Task directions:
Gather all lines in the entries that include the word "tekjuhæstu".

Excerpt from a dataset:
## start

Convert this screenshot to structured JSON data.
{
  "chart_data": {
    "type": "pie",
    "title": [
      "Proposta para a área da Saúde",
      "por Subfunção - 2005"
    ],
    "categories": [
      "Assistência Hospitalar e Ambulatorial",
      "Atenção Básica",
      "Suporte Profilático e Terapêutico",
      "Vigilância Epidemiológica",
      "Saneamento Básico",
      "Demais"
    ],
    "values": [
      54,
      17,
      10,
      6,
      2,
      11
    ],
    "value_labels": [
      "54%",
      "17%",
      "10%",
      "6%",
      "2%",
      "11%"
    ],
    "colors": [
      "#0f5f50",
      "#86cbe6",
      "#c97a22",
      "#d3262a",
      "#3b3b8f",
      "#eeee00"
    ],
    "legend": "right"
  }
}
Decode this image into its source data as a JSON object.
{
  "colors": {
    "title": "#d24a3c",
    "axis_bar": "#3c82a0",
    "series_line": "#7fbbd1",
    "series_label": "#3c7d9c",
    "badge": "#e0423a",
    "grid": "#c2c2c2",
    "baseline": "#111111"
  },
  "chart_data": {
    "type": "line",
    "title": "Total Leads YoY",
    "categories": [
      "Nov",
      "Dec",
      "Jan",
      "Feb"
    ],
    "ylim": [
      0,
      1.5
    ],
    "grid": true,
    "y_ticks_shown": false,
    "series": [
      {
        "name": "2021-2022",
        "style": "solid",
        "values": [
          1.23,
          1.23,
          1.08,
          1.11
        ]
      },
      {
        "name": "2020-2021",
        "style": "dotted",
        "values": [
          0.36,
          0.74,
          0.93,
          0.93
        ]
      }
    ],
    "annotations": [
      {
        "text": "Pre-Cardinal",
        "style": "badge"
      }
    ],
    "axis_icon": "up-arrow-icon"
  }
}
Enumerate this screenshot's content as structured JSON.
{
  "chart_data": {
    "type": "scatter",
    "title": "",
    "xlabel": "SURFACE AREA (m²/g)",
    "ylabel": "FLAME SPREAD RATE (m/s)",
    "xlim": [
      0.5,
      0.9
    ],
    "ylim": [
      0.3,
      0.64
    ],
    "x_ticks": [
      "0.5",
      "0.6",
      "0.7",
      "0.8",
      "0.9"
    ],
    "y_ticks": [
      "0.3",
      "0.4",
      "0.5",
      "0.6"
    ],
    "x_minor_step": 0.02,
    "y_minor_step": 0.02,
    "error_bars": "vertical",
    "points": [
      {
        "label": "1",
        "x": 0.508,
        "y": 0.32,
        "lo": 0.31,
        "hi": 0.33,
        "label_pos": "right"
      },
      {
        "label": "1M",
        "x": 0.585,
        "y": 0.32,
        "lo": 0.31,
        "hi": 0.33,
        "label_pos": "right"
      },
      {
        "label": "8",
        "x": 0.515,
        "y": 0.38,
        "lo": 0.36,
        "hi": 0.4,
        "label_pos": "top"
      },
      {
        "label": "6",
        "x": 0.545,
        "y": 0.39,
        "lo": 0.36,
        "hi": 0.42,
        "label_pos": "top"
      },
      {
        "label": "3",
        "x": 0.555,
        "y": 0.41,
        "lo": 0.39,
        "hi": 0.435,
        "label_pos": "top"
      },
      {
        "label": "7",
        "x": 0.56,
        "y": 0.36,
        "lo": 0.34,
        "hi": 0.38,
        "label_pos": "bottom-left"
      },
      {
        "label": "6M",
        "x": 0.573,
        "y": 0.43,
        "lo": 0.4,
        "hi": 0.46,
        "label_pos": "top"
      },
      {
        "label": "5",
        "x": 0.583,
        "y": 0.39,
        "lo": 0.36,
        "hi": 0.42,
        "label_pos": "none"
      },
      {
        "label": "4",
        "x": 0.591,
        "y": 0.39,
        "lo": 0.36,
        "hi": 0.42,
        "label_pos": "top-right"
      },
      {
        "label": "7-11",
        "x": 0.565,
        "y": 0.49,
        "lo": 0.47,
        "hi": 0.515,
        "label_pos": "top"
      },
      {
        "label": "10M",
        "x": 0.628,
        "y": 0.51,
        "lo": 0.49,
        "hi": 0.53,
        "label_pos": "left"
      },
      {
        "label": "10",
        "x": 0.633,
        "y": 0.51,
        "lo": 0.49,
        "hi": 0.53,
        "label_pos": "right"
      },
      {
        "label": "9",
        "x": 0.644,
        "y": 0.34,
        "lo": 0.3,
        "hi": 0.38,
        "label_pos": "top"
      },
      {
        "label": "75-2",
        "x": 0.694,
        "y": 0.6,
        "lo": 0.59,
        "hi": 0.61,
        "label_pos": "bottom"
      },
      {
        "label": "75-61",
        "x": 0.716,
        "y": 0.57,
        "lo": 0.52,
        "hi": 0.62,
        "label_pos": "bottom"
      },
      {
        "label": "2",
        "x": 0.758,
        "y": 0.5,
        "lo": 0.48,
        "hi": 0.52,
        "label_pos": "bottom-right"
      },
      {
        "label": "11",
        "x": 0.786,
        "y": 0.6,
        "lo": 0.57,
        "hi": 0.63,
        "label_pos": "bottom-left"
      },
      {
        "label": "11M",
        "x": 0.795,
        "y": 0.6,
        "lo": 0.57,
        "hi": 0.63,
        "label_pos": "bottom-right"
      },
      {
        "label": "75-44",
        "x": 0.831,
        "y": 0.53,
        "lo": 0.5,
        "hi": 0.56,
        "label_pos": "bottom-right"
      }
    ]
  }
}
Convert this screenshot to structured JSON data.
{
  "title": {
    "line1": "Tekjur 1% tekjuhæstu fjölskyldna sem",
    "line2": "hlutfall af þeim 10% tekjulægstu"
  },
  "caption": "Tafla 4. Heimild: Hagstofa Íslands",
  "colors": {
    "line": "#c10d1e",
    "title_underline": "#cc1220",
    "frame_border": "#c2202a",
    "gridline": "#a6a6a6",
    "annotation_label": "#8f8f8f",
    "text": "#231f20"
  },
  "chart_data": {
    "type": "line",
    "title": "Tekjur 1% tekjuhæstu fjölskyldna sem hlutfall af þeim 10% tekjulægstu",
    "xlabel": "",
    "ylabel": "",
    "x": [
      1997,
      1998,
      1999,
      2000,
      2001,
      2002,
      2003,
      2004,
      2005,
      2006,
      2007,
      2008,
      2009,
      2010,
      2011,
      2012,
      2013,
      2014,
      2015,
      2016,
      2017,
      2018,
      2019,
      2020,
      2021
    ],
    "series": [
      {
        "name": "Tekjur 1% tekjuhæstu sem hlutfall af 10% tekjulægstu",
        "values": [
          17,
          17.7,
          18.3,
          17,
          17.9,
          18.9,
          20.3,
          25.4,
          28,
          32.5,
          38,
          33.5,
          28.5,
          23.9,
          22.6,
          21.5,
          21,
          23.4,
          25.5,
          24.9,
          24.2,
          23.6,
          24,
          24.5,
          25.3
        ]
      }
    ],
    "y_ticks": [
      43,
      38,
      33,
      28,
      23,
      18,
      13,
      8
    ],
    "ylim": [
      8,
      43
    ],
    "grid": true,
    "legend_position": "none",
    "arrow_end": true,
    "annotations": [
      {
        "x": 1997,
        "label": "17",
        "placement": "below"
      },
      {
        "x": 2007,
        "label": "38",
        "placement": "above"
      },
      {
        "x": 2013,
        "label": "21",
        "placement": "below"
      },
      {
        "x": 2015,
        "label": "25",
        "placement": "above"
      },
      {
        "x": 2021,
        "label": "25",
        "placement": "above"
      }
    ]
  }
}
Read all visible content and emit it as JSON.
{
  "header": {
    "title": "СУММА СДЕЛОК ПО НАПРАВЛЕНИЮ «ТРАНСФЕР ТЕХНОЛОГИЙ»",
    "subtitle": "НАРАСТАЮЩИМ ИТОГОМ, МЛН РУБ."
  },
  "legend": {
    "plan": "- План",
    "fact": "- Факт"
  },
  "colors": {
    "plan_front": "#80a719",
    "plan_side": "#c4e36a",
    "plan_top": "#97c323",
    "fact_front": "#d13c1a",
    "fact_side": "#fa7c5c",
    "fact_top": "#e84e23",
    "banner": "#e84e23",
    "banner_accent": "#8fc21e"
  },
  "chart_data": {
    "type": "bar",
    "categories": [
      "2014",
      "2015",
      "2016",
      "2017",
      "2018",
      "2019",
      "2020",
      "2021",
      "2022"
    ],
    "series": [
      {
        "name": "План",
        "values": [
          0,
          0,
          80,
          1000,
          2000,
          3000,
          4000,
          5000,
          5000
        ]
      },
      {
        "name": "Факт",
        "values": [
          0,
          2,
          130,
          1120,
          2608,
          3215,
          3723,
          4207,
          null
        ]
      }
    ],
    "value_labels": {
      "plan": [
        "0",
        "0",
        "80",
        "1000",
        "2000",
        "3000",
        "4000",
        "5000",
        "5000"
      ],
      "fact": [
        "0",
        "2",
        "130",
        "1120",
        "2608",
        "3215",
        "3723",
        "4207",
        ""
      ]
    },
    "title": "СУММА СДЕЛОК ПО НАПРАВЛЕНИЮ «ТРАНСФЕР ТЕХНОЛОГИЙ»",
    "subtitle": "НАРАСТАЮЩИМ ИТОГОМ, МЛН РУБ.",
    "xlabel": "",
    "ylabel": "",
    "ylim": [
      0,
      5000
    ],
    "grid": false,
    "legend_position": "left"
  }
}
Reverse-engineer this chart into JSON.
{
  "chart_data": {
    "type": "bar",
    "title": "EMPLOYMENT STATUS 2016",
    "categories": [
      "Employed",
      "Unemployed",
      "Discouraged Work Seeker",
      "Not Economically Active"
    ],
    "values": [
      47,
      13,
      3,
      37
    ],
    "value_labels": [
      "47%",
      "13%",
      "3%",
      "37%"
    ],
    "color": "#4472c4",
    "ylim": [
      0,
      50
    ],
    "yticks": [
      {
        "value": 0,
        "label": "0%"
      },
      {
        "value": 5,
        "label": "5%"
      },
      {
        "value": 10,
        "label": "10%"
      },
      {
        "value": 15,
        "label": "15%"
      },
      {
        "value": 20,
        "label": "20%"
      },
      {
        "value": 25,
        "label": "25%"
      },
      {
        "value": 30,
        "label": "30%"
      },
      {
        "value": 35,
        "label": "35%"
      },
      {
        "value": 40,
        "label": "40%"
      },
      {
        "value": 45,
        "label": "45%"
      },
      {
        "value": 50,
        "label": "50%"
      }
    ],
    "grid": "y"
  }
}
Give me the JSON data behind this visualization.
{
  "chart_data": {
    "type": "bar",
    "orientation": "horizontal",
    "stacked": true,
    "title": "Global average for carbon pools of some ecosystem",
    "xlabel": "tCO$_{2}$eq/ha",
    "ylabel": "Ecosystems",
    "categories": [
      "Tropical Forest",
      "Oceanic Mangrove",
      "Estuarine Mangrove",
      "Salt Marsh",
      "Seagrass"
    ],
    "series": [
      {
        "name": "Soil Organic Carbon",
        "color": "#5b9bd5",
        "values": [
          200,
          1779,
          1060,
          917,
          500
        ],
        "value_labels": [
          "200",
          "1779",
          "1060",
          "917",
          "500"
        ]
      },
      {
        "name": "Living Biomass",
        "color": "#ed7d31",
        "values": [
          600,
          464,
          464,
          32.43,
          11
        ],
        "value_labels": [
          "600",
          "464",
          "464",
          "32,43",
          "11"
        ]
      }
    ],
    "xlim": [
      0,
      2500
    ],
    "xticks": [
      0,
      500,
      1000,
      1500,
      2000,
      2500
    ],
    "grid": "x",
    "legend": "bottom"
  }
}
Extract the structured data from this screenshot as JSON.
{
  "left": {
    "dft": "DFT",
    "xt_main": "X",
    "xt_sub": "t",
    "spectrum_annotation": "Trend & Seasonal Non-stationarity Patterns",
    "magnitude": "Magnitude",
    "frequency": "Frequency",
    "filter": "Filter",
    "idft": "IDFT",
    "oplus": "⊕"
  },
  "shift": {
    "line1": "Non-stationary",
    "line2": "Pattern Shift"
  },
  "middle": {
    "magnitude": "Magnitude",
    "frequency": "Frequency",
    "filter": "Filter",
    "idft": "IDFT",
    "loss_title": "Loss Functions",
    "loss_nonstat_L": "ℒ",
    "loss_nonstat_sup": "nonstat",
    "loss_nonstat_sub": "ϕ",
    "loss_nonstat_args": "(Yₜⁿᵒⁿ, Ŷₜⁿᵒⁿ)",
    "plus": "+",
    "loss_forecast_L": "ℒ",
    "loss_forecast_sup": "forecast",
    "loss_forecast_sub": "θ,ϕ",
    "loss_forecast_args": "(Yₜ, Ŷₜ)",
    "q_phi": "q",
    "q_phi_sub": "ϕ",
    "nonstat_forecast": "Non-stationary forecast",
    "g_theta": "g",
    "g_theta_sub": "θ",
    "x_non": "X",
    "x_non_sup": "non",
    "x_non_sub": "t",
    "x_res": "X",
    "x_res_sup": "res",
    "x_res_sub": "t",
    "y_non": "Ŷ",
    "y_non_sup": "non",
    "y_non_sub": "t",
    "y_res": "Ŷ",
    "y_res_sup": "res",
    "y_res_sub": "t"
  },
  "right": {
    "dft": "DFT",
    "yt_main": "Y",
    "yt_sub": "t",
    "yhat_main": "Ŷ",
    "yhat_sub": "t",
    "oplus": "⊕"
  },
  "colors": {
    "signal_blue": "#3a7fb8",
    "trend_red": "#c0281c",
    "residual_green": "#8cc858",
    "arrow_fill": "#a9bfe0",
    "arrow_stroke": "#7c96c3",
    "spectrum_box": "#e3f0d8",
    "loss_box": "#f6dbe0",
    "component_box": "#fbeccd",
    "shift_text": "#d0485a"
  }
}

## end

Solution to this problem:
    "line1": "Tekjur 1% tekjuhæstu fjölskyldna sem",
    "title": "Tekjur 1% tekjuhæstu fjölskyldna sem hlutfall af þeim 10% tekjulægstu",
        "name": "Tekjur 1% tekjuhæstu sem hlutfall af 10% tekjulægstu",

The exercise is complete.